_What to do_: The records below must be written out exactly, with every picture left behind.

-=-=-=-=-

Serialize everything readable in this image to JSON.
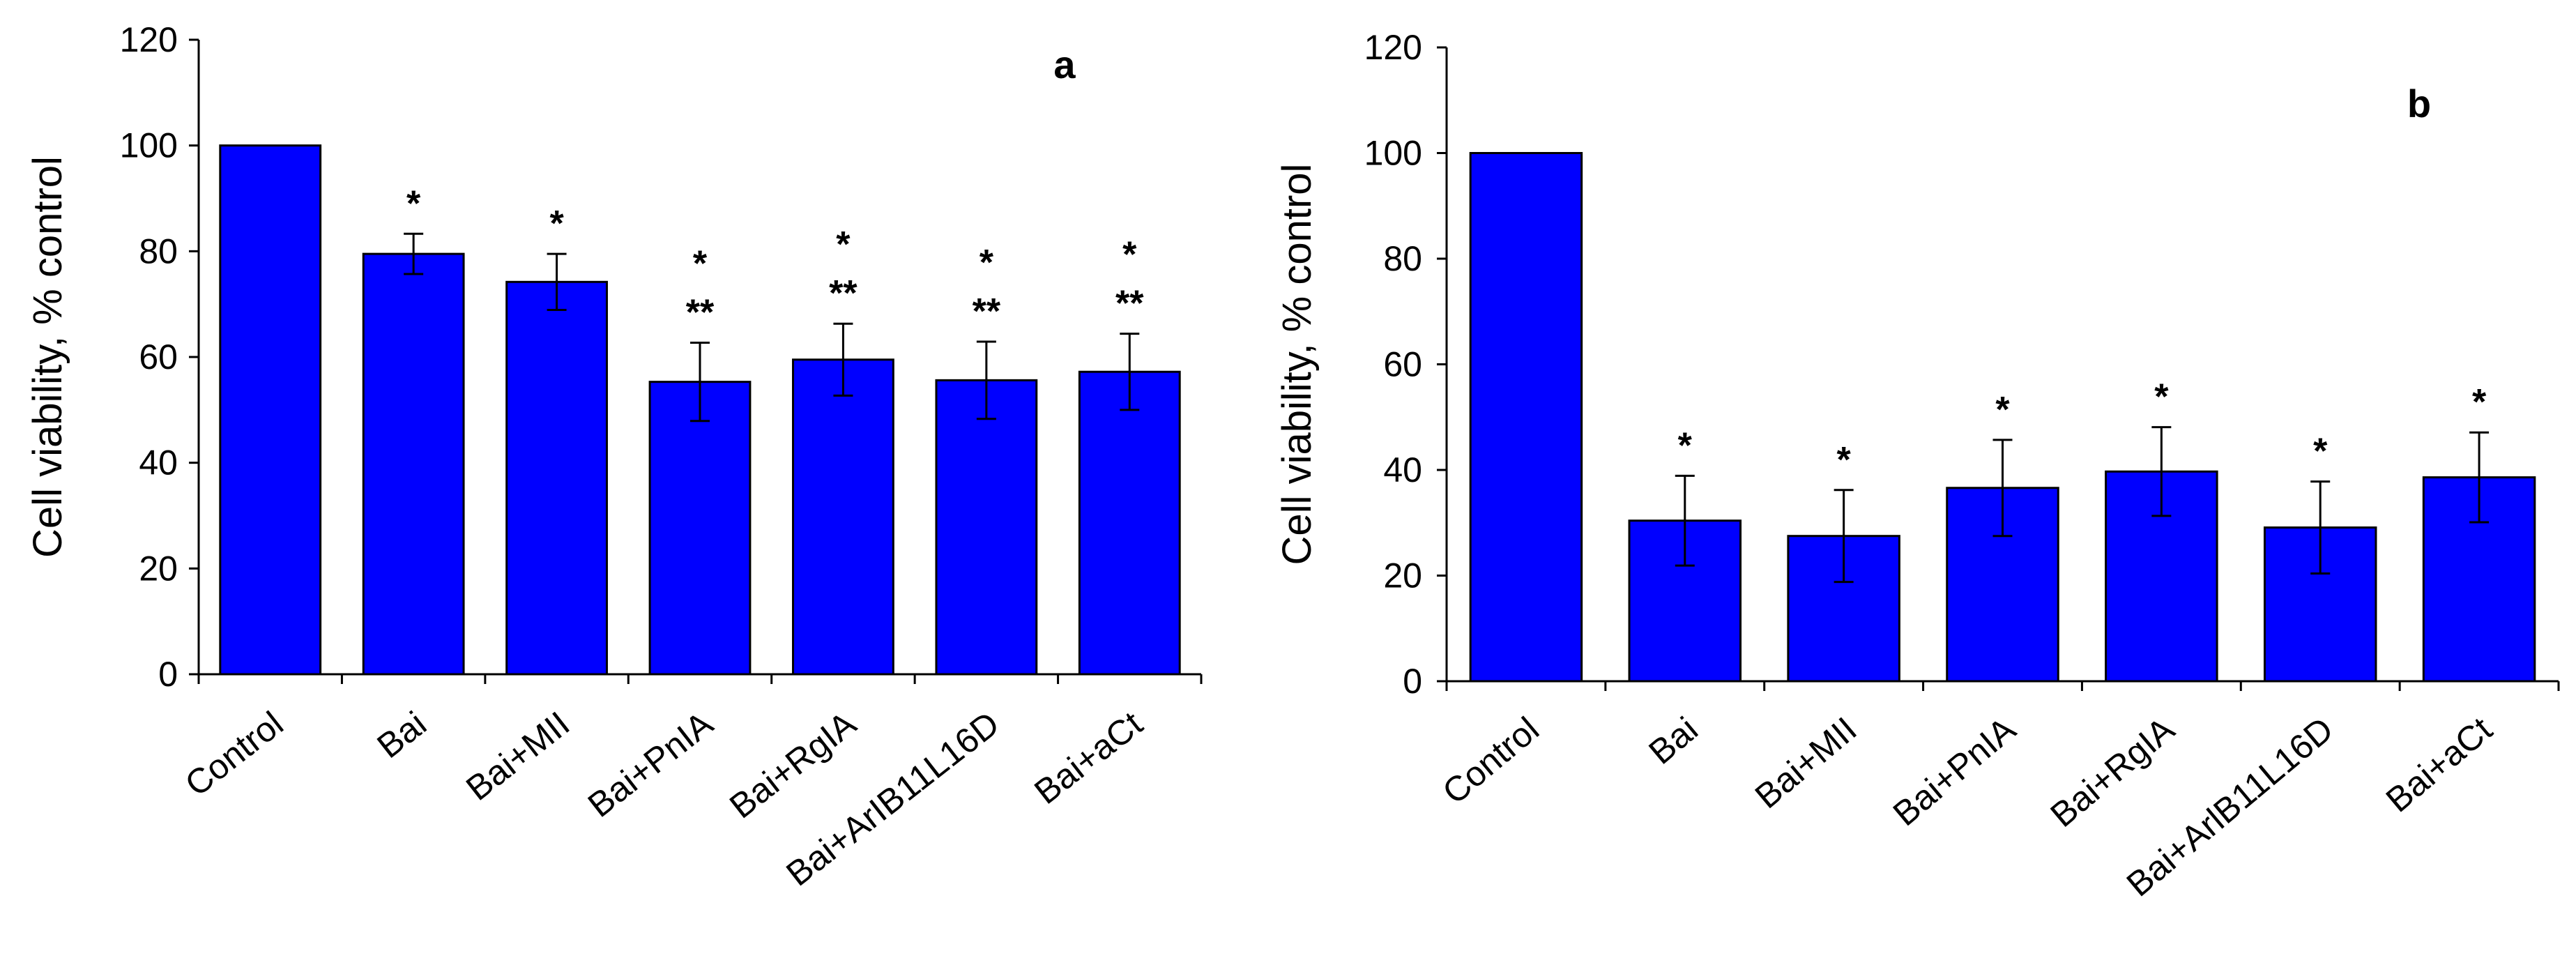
{
  "chart_data": [
    {
      "type": "bar",
      "panel_label": "a",
      "title": "",
      "xlabel": "",
      "ylabel": "Cell viability,  % control",
      "ylim": [
        0,
        120
      ],
      "yticks": [
        0,
        20,
        40,
        60,
        80,
        100,
        120
      ],
      "bar_color": "#0000ff",
      "categories": [
        "Control",
        "Bai",
        "Bai+MII",
        "Bai+PnIA",
        "Bai+RgIA",
        "Bai+ArIB11L16D",
        "Bai+aCt"
      ],
      "values": [
        100,
        79.5,
        74.2,
        55.3,
        59.5,
        55.6,
        57.2
      ],
      "errors": [
        0,
        3.8,
        5.3,
        7.4,
        6.8,
        7.3,
        7.2
      ],
      "annotations": [
        [],
        [
          "*"
        ],
        [
          "*"
        ],
        [
          "*",
          "**"
        ],
        [
          "*",
          "**"
        ],
        [
          "*",
          "**"
        ],
        [
          "*",
          "**"
        ]
      ]
    },
    {
      "type": "bar",
      "panel_label": "b",
      "title": "",
      "xlabel": "",
      "ylabel": "Cell viability,  % control",
      "ylim": [
        0,
        120
      ],
      "yticks": [
        0,
        20,
        40,
        60,
        80,
        100,
        120
      ],
      "bar_color": "#0000ff",
      "categories": [
        "Control",
        "Bai",
        "Bai+MII",
        "Bai+PnIA",
        "Bai+RgIA",
        "Bai+ArlB11L16D",
        "Bai+aCt"
      ],
      "values": [
        100,
        30.4,
        27.5,
        36.6,
        39.7,
        29.1,
        38.6
      ],
      "errors": [
        0,
        8.5,
        8.7,
        9.1,
        8.4,
        8.7,
        8.5
      ],
      "annotations": [
        [],
        [
          "*"
        ],
        [
          "*"
        ],
        [
          "*"
        ],
        [
          "*"
        ],
        [
          "*"
        ],
        [
          "*"
        ]
      ]
    }
  ]
}
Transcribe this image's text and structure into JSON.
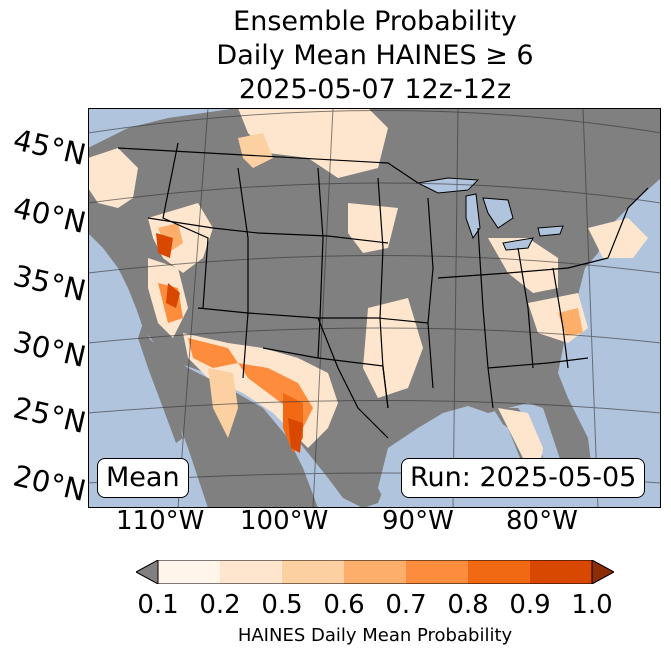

-=-=-=-=-

_Problem solution_:
Serialize everything readable in this image to JSON.
{
  "chart_data": [
    {
      "type": "bar",
      "panel_label": "a",
      "title": "",
      "xlabel": "",
      "ylabel": "Cell viability,  % control",
      "ylim": [
        0,
        120
      ],
      "yticks": [
        0,
        20,
        40,
        60,
        80,
        100,
        120
      ],
      "bar_color": "#0000ff",
      "categories": [
        "Control",
        "Bai",
        "Bai+MII",
        "Bai+PnIA",
        "Bai+RgIA",
        "Bai+ArIB11L16D",
        "Bai+aCt"
      ],
      "values": [
        100,
        79.5,
        74.2,
        55.3,
        59.5,
        55.6,
        57.2
      ],
      "errors": [
        0,
        3.8,
        5.3,
        7.4,
        6.8,
        7.3,
        7.2
      ],
      "annotations": [
        [],
        [
          "*"
        ],
        [
          "*"
        ],
        [
          "*",
          "**"
        ],
        [
          "*",
          "**"
        ],
        [
          "*",
          "**"
        ],
        [
          "*",
          "**"
        ]
      ]
    },
    {
      "type": "bar",
      "panel_label": "b",
      "title": "",
      "xlabel": "",
      "ylabel": "Cell viability,  % control",
      "ylim": [
        0,
        120
      ],
      "yticks": [
        0,
        20,
        40,
        60,
        80,
        100,
        120
      ],
      "bar_color": "#0000ff",
      "categories": [
        "Control",
        "Bai",
        "Bai+MII",
        "Bai+PnIA",
        "Bai+RgIA",
        "Bai+ArlB11L16D",
        "Bai+aCt"
      ],
      "values": [
        100,
        30.4,
        27.5,
        36.6,
        39.7,
        29.1,
        38.6
      ],
      "errors": [
        0,
        8.5,
        8.7,
        9.1,
        8.4,
        8.7,
        8.5
      ],
      "annotations": [
        [],
        [
          "*"
        ],
        [
          "*"
        ],
        [
          "*"
        ],
        [
          "*"
        ],
        [
          "*"
        ],
        [
          "*"
        ]
      ]
    }
  ]
}
Transcribe this image's text and structure into JSON.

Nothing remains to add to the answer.